Text segment.

-- Start --

From there a stop down the street at the Ellsworth Antique Mall provided me with a much-needed homemade ice cream cone to keep up my strength, and then it was back on the road down Kansas Highway 14 to Lyons, Kansas.

Something I had never done before was to just drive at random around Lyons.  I started with the downtown square and managed over the next hour to pretty much acquaint myself with the community, a stock photo of which can be seen above. 

From Lyons I headed east on US Highway 56 to the now-ghost town/gas depot community of Conway, and then 15 miles south via county paved roads through Inman to the headquarters of the Kansas Sampler Foundation.  There Director Marci Penner and Assistant Head Honcho WenDee LaPlant had already spent a busy day announcing the winners of the 8 Wonders of Kansas Customs contest in addition to holding a board meeting of the Foundation.  I delivered my Wilson gift basket and Marci was kind enough to spend a few minutes of chat before she headed back into the fray.  Once again, a stock photo of the Sampler Foundation headquarters can be seen above.

 Wandering east from the KSF I took county roads and eventually arrived at Interstate 35.  My stomach overcame my sense of adventure and I therefore turned north on I-35 to Salina, where I spent the night at my sister Sue's home.  This worked out well, for when I ran away from home I really did just that and left without packing anything, and so I need to spend some time shopping for clothes and other essentials.  A late drink out with my sister and niece Katie it drew the curtains on another day in the Sunflower State.

The next day Sue and I headed back south on Interstate 35 to McPherson, where we met Sue's friend Elsie for a great lunch at the Main Street Deli.  Before that we shopped in town, spending much time at the Cook's Nook and also at The Cake Lady.  Did you notice that food quickly became the theme of the day?

After lunch we headed east on US Highway 56 to Hillsboro, where at Dale's Supermarket we stocked up on Dale's homemade sausage.  Yes, you out-of-state skeptics, you really can eat your way across Kansas without culinary regret.  Actual weight-gain regret, we cannot be held responsible for.

-- End --

In the Kansas road trip account, what did the writer deliver at the Kansas Sampler Foundation headquarters? The items have no connection to the Kansas road trip account.

Entries supplied.
-- Start --

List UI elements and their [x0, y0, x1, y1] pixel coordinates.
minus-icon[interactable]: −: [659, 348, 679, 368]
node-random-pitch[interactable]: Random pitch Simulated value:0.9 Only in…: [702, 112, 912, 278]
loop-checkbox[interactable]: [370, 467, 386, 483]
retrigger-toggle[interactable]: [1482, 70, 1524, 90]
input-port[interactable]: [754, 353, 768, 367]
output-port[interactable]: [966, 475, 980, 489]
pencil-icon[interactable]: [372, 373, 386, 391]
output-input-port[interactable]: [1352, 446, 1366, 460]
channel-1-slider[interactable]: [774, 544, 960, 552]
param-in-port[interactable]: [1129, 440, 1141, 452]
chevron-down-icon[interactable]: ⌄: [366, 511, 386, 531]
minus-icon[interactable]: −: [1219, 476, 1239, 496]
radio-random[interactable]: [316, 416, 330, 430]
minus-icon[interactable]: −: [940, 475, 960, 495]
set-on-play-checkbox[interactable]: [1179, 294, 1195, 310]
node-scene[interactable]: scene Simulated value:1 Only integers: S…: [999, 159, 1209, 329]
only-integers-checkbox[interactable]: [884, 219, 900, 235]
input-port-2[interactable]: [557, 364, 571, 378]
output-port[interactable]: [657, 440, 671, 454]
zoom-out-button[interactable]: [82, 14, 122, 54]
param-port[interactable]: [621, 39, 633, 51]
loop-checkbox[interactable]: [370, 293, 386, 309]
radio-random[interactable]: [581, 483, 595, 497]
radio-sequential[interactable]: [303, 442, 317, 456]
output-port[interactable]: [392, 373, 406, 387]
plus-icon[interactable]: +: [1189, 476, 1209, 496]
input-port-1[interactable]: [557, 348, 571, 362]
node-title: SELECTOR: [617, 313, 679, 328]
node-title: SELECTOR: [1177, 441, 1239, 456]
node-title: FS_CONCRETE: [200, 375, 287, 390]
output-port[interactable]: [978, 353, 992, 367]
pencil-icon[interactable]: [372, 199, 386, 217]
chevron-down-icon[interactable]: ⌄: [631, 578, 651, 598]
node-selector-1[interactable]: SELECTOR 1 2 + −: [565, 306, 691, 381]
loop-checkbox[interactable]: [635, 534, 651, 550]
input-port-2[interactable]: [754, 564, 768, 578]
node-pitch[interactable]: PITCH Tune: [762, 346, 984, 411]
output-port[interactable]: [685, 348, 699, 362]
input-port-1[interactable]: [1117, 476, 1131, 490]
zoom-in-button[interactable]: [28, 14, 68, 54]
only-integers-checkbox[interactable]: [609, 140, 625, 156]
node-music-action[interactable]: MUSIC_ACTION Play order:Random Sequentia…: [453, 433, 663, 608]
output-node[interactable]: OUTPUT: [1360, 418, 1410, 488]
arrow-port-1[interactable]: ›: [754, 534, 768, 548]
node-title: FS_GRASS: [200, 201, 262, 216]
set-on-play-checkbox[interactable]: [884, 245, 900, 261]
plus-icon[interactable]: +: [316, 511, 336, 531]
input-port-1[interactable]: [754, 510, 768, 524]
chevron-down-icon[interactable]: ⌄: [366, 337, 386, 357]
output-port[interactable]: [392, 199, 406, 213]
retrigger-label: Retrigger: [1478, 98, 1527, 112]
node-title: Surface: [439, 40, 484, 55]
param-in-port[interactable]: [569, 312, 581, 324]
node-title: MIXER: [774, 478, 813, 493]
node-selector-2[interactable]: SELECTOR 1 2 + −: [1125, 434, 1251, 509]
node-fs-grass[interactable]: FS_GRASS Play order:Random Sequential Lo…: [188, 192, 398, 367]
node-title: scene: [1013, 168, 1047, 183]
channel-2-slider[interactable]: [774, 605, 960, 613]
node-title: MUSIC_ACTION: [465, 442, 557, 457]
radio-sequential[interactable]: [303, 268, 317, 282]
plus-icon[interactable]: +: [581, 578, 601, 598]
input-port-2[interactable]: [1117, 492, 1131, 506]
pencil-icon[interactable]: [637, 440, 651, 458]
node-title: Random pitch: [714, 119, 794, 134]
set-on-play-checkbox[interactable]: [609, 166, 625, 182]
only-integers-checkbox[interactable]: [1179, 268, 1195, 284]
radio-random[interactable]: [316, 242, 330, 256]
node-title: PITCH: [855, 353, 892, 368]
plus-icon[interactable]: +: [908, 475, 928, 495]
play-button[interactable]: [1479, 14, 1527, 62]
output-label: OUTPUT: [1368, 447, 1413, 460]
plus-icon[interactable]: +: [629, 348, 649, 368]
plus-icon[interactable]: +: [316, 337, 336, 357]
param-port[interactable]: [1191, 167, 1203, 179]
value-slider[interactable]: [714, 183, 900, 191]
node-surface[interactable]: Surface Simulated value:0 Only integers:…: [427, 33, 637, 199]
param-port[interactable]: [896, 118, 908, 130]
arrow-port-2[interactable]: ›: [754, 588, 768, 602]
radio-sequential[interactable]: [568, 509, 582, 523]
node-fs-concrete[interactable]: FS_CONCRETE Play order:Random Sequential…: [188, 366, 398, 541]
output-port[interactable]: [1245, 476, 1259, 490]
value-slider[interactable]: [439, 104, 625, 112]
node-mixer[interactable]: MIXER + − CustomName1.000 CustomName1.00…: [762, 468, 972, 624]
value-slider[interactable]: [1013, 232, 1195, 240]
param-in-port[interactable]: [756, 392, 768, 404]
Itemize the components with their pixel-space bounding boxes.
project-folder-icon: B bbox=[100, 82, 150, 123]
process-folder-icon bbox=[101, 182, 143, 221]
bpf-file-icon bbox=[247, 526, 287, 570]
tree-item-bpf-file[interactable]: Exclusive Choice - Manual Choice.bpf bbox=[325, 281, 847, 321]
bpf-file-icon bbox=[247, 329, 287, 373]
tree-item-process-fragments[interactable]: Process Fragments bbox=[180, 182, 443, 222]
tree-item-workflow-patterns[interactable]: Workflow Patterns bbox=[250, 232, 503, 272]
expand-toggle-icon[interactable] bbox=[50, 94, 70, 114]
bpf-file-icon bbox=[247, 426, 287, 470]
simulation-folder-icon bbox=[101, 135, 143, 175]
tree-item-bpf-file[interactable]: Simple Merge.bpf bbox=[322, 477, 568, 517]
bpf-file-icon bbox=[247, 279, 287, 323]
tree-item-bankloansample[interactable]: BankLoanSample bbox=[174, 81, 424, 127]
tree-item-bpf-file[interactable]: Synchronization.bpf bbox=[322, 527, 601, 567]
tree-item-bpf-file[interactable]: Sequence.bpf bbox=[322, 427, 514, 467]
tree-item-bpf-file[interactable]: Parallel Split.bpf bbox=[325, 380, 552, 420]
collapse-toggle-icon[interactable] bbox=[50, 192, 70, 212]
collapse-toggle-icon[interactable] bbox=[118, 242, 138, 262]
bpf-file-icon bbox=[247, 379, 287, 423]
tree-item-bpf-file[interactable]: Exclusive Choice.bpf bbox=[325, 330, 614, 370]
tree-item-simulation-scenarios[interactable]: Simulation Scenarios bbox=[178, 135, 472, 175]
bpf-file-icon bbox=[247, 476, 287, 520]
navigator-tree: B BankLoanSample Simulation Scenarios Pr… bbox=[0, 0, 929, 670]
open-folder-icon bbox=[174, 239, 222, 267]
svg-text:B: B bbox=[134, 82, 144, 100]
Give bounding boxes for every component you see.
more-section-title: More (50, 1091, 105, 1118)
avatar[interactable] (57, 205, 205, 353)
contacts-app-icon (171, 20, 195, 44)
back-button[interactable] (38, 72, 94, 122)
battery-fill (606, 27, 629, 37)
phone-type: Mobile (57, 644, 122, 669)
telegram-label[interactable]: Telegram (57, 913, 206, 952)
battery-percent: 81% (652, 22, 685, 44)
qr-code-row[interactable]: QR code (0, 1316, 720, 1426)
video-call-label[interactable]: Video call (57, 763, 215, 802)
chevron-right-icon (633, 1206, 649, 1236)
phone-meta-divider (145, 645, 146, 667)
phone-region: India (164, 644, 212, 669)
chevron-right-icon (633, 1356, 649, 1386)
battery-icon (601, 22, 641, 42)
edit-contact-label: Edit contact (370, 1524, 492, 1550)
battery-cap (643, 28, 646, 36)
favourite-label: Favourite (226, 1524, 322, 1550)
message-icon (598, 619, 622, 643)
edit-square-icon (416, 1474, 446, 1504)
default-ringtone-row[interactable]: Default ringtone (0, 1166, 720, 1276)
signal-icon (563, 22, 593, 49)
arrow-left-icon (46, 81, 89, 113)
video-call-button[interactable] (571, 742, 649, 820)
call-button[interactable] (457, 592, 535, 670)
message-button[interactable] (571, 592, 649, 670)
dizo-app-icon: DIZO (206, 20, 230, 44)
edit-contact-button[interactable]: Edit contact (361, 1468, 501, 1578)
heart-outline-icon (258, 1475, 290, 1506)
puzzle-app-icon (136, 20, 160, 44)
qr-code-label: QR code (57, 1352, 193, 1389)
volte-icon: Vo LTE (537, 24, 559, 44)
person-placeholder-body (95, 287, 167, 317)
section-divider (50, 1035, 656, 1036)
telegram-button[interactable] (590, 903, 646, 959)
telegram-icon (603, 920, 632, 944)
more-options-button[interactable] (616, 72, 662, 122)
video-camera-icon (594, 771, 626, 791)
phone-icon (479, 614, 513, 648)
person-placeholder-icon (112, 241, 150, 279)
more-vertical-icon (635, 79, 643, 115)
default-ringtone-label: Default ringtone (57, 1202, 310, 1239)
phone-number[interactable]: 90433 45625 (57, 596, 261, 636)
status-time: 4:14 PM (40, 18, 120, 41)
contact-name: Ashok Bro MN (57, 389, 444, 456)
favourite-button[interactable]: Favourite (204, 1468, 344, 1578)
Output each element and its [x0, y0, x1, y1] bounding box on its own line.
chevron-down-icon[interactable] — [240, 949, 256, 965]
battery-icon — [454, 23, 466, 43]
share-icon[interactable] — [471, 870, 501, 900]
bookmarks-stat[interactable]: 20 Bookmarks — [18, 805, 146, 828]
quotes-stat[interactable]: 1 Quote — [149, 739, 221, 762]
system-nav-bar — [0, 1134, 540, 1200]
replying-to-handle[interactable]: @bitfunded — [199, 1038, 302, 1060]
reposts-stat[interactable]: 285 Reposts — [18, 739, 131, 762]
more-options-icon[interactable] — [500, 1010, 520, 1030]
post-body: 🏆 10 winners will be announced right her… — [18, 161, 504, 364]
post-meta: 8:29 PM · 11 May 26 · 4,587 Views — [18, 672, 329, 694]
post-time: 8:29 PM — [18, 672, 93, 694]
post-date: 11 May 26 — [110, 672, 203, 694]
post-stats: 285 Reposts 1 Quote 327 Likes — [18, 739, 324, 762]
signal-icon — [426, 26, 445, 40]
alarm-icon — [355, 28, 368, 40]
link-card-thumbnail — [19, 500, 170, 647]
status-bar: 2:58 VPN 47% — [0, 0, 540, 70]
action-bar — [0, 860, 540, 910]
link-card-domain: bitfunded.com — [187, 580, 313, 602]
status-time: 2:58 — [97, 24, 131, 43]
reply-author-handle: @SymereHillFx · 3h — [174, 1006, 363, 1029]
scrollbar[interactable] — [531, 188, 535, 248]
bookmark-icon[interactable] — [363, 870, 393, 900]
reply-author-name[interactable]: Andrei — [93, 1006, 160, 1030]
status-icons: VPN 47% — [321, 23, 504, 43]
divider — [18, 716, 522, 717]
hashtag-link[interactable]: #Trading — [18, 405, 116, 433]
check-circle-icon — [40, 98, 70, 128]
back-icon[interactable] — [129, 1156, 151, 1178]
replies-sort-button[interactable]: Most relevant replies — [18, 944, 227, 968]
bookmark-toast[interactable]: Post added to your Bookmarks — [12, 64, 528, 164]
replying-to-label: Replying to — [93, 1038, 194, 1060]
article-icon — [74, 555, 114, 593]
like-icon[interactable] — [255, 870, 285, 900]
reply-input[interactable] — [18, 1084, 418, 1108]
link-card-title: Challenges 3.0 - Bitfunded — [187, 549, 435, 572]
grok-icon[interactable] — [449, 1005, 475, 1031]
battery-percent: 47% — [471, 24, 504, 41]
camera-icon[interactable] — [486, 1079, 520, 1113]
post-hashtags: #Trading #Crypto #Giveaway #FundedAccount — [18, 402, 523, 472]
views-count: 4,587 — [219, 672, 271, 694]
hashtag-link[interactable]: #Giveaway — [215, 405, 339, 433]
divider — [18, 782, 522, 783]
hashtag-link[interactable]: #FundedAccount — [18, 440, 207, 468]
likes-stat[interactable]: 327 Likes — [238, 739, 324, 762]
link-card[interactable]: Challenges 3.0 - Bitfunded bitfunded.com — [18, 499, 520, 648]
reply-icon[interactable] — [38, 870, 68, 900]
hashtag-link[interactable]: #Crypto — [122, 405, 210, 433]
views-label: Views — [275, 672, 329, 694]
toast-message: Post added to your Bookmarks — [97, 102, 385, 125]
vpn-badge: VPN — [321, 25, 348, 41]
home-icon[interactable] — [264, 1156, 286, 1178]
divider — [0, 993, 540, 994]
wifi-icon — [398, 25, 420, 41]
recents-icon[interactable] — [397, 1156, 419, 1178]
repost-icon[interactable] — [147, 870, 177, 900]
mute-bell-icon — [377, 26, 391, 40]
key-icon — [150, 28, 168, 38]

-- End --

Answer. A Wilson gift basket.